◆ **Do this**
Would you return the complete listing below word for word?

[Dataset rows about figures]

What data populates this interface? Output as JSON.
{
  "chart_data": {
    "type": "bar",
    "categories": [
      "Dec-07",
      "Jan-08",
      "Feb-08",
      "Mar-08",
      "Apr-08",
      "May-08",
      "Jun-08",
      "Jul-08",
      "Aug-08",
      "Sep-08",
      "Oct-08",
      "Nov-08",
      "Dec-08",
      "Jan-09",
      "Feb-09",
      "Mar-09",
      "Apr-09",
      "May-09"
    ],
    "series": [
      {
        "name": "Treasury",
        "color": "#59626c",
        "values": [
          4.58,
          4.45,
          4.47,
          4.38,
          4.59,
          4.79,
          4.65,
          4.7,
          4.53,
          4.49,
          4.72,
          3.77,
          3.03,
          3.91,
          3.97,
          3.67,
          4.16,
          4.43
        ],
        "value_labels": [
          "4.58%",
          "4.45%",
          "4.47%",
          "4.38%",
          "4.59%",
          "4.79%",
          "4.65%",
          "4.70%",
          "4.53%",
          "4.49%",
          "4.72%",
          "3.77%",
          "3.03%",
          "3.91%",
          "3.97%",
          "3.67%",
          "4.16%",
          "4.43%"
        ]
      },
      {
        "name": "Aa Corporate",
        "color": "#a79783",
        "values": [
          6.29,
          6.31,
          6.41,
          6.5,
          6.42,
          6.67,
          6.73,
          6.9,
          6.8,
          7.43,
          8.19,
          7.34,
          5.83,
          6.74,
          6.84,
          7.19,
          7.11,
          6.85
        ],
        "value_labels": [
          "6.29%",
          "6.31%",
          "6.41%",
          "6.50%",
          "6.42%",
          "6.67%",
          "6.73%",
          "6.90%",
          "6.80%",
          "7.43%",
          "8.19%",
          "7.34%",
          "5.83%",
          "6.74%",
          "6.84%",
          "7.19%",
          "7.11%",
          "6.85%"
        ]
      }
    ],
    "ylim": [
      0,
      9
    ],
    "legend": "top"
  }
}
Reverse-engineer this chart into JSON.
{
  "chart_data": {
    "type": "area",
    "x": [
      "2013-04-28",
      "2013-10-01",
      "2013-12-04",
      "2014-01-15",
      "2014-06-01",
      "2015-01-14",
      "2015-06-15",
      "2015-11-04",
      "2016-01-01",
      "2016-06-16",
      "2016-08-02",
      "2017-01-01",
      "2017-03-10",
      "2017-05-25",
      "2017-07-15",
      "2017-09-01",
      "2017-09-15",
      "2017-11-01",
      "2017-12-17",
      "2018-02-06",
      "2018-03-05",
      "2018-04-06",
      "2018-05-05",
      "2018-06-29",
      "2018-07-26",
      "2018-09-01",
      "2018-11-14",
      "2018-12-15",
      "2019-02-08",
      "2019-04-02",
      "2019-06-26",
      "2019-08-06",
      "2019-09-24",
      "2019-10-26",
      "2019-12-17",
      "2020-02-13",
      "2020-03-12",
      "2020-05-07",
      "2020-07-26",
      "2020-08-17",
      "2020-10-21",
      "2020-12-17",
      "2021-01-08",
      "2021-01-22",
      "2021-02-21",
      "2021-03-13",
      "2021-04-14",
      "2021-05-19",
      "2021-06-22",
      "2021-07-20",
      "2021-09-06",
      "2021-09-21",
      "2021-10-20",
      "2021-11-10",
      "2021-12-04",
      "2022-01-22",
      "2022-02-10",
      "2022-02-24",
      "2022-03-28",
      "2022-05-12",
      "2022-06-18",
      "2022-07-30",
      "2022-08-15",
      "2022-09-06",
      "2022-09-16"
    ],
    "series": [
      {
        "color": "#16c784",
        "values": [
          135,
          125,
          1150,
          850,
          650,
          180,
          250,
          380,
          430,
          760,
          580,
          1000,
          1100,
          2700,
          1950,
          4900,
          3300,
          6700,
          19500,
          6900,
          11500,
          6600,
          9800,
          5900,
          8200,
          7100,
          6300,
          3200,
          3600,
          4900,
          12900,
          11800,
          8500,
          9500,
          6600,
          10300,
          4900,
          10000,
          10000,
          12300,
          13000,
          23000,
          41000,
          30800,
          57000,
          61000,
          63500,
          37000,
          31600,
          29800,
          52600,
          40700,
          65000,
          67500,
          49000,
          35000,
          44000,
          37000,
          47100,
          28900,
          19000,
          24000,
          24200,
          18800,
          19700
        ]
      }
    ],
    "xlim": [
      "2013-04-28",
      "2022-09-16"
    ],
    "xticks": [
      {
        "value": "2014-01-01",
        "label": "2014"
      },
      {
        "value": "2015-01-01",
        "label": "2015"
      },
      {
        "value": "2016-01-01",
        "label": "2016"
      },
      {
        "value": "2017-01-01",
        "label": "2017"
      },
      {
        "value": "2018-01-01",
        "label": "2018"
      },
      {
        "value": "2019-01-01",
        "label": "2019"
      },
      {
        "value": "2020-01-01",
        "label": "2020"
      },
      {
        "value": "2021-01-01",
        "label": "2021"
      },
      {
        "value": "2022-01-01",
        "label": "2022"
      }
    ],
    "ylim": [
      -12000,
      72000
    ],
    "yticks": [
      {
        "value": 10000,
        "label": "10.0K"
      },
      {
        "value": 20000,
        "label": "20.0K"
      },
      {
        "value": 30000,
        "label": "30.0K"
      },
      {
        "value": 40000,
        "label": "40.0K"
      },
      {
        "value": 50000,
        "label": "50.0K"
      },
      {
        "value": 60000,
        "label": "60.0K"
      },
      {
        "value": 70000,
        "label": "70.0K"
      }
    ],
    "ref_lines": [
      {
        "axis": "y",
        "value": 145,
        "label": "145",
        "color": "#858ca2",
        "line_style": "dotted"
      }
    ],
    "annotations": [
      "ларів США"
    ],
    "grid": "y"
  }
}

◆ **Written answer**
What data populates this interface? Output as JSON.
{
  "chart_data": {
    "type": "bar",
    "categories": [
      "Dec-07",
      "Jan-08",
      "Feb-08",
      "Mar-08",
      "Apr-08",
      "May-08",
      "Jun-08",
      "Jul-08",
      "Aug-08",
      "Sep-08",
      "Oct-08",
      "Nov-08",
      "Dec-08",
      "Jan-09",
      "Feb-09",
      "Mar-09",
      "Apr-09",
      "May-09"
    ],
    "series": [
      {
        "name": "Treasury",
        "color": "#59626c",
        "values": [
          4.58,
          4.45,
          4.47,
          4.38,
          4.59,
          4.79,
          4.65,
          4.7,
          4.53,
          4.49,
          4.72,
          3.77,
          3.03,
          3.91,
          3.97,
          3.67,
          4.16,
          4.43
        ],
        "value_labels": [
          "4.58%",
          "4.45%",
          "4.47%",
          "4.38%",
          "4.59%",
          "4.79%",
          "4.65%",
          "4.70%",
          "4.53%",
          "4.49%",
          "4.72%",
          "3.77%",
          "3.03%",
          "3.91%",
          "3.97%",
          "3.67%",
          "4.16%",
          "4.43%"
        ]
      },
      {
        "name": "Aa Corporate",
        "color": "#a79783",
        "values": [
          6.29,
          6.31,
          6.41,
          6.5,
          6.42,
          6.67,
          6.73,
          6.9,
          6.8,
          7.43,
          8.19,
          7.34,
          5.83,
          6.74,
          6.84,
          7.19,
          7.11,
          6.85
        ],
        "value_labels": [
          "6.29%",
          "6.31%",
          "6.41%",
          "6.50%",
          "6.42%",
          "6.67%",
          "6.73%",
          "6.90%",
          "6.80%",
          "7.43%",
          "8.19%",
          "7.34%",
          "5.83%",
          "6.74%",
          "6.84%",
          "7.19%",
          "7.11%",
          "6.85%"
        ]
      }
    ],
    "ylim": [
      0,
      9
    ],
    "legend": "top"
  }
}
Reverse-engineer this chart into JSON.
{
  "chart_data": {
    "type": "area",
    "x": [
      "2013-04-28",
      "2013-10-01",
      "2013-12-04",
      "2014-01-15",
      "2014-06-01",
      "2015-01-14",
      "2015-06-15",
      "2015-11-04",
      "2016-01-01",
      "2016-06-16",
      "2016-08-02",
      "2017-01-01",
      "2017-03-10",
      "2017-05-25",
      "2017-07-15",
      "2017-09-01",
      "2017-09-15",
      "2017-11-01",
      "2017-12-17",
      "2018-02-06",
      "2018-03-05",
      "2018-04-06",
      "2018-05-05",
      "2018-06-29",
      "2018-07-26",
      "2018-09-01",
      "2018-11-14",
      "2018-12-15",
      "2019-02-08",
      "2019-04-02",
      "2019-06-26",
      "2019-08-06",
      "2019-09-24",
      "2019-10-26",
      "2019-12-17",
      "2020-02-13",
      "2020-03-12",
      "2020-05-07",
      "2020-07-26",
      "2020-08-17",
      "2020-10-21",
      "2020-12-17",
      "2021-01-08",
      "2021-01-22",
      "2021-02-21",
      "2021-03-13",
      "2021-04-14",
      "2021-05-19",
      "2021-06-22",
      "2021-07-20",
      "2021-09-06",
      "2021-09-21",
      "2021-10-20",
      "2021-11-10",
      "2021-12-04",
      "2022-01-22",
      "2022-02-10",
      "2022-02-24",
      "2022-03-28",
      "2022-05-12",
      "2022-06-18",
      "2022-07-30",
      "2022-08-15",
      "2022-09-06",
      "2022-09-16"
    ],
    "series": [
      {
        "color": "#16c784",
        "values": [
          135,
          125,
          1150,
          850,
          650,
          180,
          250,
          380,
          430,
          760,
          580,
          1000,
          1100,
          2700,
          1950,
          4900,
          3300,
          6700,
          19500,
          6900,
          11500,
          6600,
          9800,
          5900,
          8200,
          7100,
          6300,
          3200,
          3600,
          4900,
          12900,
          11800,
          8500,
          9500,
          6600,
          10300,
          4900,
          10000,
          10000,
          12300,
          13000,
          23000,
          41000,
          30800,
          57000,
          61000,
          63500,
          37000,
          31600,
          29800,
          52600,
          40700,
          65000,
          67500,
          49000,
          35000,
          44000,
          37000,
          47100,
          28900,
          19000,
          24000,
          24200,
          18800,
          19700
        ]
      }
    ],
    "xlim": [
      "2013-04-28",
      "2022-09-16"
    ],
    "xticks": [
      {
        "value": "2014-01-01",
        "label": "2014"
      },
      {
        "value": "2015-01-01",
        "label": "2015"
      },
      {
        "value": "2016-01-01",
        "label": "2016"
      },
      {
        "value": "2017-01-01",
        "label": "2017"
      },
      {
        "value": "2018-01-01",
        "label": "2018"
      },
      {
        "value": "2019-01-01",
        "label": "2019"
      },
      {
        "value": "2020-01-01",
        "label": "2020"
      },
      {
        "value": "2021-01-01",
        "label": "2021"
      },
      {
        "value": "2022-01-01",
        "label": "2022"
      }
    ],
    "ylim": [
      -12000,
      72000
    ],
    "yticks": [
      {
        "value": 10000,
        "label": "10.0K"
      },
      {
        "value": 20000,
        "label": "20.0K"
      },
      {
        "value": 30000,
        "label": "30.0K"
      },
      {
        "value": 40000,
        "label": "40.0K"
      },
      {
        "value": 50000,
        "label": "50.0K"
      },
      {
        "value": 60000,
        "label": "60.0K"
      },
      {
        "value": 70000,
        "label": "70.0K"
      }
    ],
    "ref_lines": [
      {
        "axis": "y",
        "value": 145,
        "label": "145",
        "color": "#858ca2",
        "line_style": "dotted"
      }
    ],
    "annotations": [
      "ларів США"
    ],
    "grid": "y"
  }
}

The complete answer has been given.